--- start Dataset ---
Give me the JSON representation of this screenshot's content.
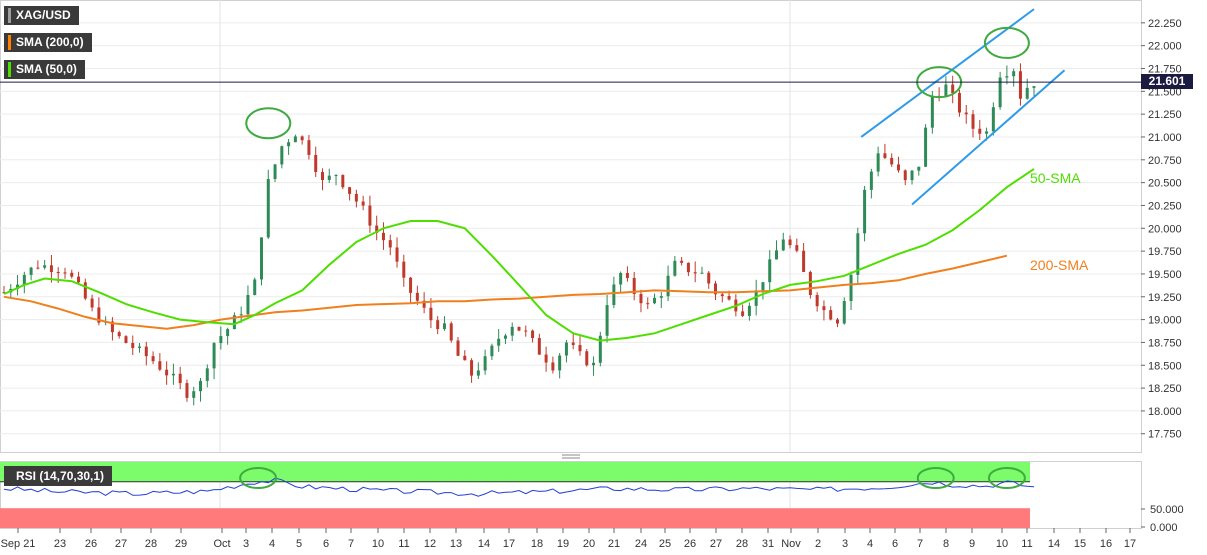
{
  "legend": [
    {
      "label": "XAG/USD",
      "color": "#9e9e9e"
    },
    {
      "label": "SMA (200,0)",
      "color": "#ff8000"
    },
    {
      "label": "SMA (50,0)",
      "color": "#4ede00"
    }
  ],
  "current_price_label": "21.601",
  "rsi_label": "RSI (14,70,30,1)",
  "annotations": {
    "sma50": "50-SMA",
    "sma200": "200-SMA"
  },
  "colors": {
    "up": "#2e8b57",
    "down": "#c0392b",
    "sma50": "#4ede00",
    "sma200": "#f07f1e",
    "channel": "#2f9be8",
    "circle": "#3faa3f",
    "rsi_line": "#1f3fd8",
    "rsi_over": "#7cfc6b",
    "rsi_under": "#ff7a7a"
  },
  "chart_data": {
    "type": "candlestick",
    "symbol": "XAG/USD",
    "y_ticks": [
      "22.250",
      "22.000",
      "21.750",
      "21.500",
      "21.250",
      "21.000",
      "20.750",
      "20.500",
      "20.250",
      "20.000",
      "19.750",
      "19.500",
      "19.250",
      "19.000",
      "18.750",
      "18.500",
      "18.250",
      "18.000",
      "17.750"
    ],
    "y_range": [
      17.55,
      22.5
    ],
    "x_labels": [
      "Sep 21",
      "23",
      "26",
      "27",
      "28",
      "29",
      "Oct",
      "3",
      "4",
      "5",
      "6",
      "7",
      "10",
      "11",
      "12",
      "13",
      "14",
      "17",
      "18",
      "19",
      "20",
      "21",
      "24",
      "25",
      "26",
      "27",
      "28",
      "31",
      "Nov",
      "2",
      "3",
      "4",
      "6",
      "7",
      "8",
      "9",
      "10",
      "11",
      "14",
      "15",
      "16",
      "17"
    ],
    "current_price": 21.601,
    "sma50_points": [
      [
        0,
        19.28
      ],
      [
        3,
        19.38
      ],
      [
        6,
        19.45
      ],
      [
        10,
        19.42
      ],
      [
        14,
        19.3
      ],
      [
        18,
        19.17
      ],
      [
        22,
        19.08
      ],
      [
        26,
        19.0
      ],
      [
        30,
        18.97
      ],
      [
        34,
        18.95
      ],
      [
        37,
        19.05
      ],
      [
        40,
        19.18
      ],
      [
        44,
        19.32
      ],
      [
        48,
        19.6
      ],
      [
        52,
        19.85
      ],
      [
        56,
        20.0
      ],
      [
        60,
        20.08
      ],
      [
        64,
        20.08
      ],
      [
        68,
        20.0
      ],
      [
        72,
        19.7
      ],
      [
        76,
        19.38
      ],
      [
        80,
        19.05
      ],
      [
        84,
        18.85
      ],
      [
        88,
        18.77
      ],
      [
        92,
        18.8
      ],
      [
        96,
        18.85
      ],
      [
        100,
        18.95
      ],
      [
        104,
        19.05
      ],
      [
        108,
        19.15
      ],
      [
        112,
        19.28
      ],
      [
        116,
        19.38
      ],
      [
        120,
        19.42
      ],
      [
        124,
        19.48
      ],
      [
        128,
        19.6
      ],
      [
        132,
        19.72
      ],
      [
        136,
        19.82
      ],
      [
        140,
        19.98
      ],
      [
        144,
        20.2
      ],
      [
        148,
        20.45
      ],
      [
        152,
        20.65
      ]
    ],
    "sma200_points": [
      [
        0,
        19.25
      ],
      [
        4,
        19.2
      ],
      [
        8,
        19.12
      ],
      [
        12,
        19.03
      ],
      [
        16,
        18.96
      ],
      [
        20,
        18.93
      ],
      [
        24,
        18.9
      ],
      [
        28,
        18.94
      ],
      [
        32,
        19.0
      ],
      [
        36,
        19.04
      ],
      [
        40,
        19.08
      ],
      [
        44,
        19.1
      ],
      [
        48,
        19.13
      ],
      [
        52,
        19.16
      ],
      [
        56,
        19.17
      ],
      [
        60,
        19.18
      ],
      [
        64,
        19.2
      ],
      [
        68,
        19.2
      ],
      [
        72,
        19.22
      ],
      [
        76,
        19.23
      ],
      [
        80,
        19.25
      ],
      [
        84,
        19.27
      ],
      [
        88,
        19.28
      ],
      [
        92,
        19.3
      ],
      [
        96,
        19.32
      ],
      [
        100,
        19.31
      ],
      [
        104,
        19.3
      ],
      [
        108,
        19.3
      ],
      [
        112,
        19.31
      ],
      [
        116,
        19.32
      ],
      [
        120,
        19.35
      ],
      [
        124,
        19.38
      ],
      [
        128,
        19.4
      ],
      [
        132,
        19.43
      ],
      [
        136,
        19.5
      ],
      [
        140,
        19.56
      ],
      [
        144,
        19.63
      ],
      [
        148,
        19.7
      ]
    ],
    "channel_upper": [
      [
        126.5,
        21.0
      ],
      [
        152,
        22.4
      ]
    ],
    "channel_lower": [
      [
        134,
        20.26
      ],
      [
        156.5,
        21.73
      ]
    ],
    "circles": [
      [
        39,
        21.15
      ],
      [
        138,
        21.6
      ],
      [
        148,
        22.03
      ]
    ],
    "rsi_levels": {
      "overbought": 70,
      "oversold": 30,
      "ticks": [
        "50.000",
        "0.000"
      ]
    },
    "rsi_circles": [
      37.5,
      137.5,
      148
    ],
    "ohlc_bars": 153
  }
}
--- end Dataset ---
Stated goal: Leave out the pictures and print every line of the data exactly.

Solution to this task:
Give me the JSON representation of this screenshot's content.
{
  "legend": [
    {
      "label": "XAG/USD",
      "color": "#9e9e9e"
    },
    {
      "label": "SMA (200,0)",
      "color": "#ff8000"
    },
    {
      "label": "SMA (50,0)",
      "color": "#4ede00"
    }
  ],
  "current_price_label": "21.601",
  "rsi_label": "RSI (14,70,30,1)",
  "annotations": {
    "sma50": "50-SMA",
    "sma200": "200-SMA"
  },
  "colors": {
    "up": "#2e8b57",
    "down": "#c0392b",
    "sma50": "#4ede00",
    "sma200": "#f07f1e",
    "channel": "#2f9be8",
    "circle": "#3faa3f",
    "rsi_line": "#1f3fd8",
    "rsi_over": "#7cfc6b",
    "rsi_under": "#ff7a7a"
  },
  "chart_data": {
    "type": "candlestick",
    "symbol": "XAG/USD",
    "y_ticks": [
      "22.250",
      "22.000",
      "21.750",
      "21.500",
      "21.250",
      "21.000",
      "20.750",
      "20.500",
      "20.250",
      "20.000",
      "19.750",
      "19.500",
      "19.250",
      "19.000",
      "18.750",
      "18.500",
      "18.250",
      "18.000",
      "17.750"
    ],
    "y_range": [
      17.55,
      22.5
    ],
    "x_labels": [
      "Sep 21",
      "23",
      "26",
      "27",
      "28",
      "29",
      "Oct",
      "3",
      "4",
      "5",
      "6",
      "7",
      "10",
      "11",
      "12",
      "13",
      "14",
      "17",
      "18",
      "19",
      "20",
      "21",
      "24",
      "25",
      "26",
      "27",
      "28",
      "31",
      "Nov",
      "2",
      "3",
      "4",
      "6",
      "7",
      "8",
      "9",
      "10",
      "11",
      "14",
      "15",
      "16",
      "17"
    ],
    "current_price": 21.601,
    "sma50_points": [
      [
        0,
        19.28
      ],
      [
        3,
        19.38
      ],
      [
        6,
        19.45
      ],
      [
        10,
        19.42
      ],
      [
        14,
        19.3
      ],
      [
        18,
        19.17
      ],
      [
        22,
        19.08
      ],
      [
        26,
        19.0
      ],
      [
        30,
        18.97
      ],
      [
        34,
        18.95
      ],
      [
        37,
        19.05
      ],
      [
        40,
        19.18
      ],
      [
        44,
        19.32
      ],
      [
        48,
        19.6
      ],
      [
        52,
        19.85
      ],
      [
        56,
        20.0
      ],
      [
        60,
        20.08
      ],
      [
        64,
        20.08
      ],
      [
        68,
        20.0
      ],
      [
        72,
        19.7
      ],
      [
        76,
        19.38
      ],
      [
        80,
        19.05
      ],
      [
        84,
        18.85
      ],
      [
        88,
        18.77
      ],
      [
        92,
        18.8
      ],
      [
        96,
        18.85
      ],
      [
        100,
        18.95
      ],
      [
        104,
        19.05
      ],
      [
        108,
        19.15
      ],
      [
        112,
        19.28
      ],
      [
        116,
        19.38
      ],
      [
        120,
        19.42
      ],
      [
        124,
        19.48
      ],
      [
        128,
        19.6
      ],
      [
        132,
        19.72
      ],
      [
        136,
        19.82
      ],
      [
        140,
        19.98
      ],
      [
        144,
        20.2
      ],
      [
        148,
        20.45
      ],
      [
        152,
        20.65
      ]
    ],
    "sma200_points": [
      [
        0,
        19.25
      ],
      [
        4,
        19.2
      ],
      [
        8,
        19.12
      ],
      [
        12,
        19.03
      ],
      [
        16,
        18.96
      ],
      [
        20,
        18.93
      ],
      [
        24,
        18.9
      ],
      [
        28,
        18.94
      ],
      [
        32,
        19.0
      ],
      [
        36,
        19.04
      ],
      [
        40,
        19.08
      ],
      [
        44,
        19.1
      ],
      [
        48,
        19.13
      ],
      [
        52,
        19.16
      ],
      [
        56,
        19.17
      ],
      [
        60,
        19.18
      ],
      [
        64,
        19.2
      ],
      [
        68,
        19.2
      ],
      [
        72,
        19.22
      ],
      [
        76,
        19.23
      ],
      [
        80,
        19.25
      ],
      [
        84,
        19.27
      ],
      [
        88,
        19.28
      ],
      [
        92,
        19.3
      ],
      [
        96,
        19.32
      ],
      [
        100,
        19.31
      ],
      [
        104,
        19.3
      ],
      [
        108,
        19.3
      ],
      [
        112,
        19.31
      ],
      [
        116,
        19.32
      ],
      [
        120,
        19.35
      ],
      [
        124,
        19.38
      ],
      [
        128,
        19.4
      ],
      [
        132,
        19.43
      ],
      [
        136,
        19.5
      ],
      [
        140,
        19.56
      ],
      [
        144,
        19.63
      ],
      [
        148,
        19.7
      ]
    ],
    "channel_upper": [
      [
        126.5,
        21.0
      ],
      [
        152,
        22.4
      ]
    ],
    "channel_lower": [
      [
        134,
        20.26
      ],
      [
        156.5,
        21.73
      ]
    ],
    "circles": [
      [
        39,
        21.15
      ],
      [
        138,
        21.6
      ],
      [
        148,
        22.03
      ]
    ],
    "rsi_levels": {
      "overbought": 70,
      "oversold": 30,
      "ticks": [
        "50.000",
        "0.000"
      ]
    },
    "rsi_circles": [
      37.5,
      137.5,
      148
    ],
    "ohlc_bars": 153
  }
}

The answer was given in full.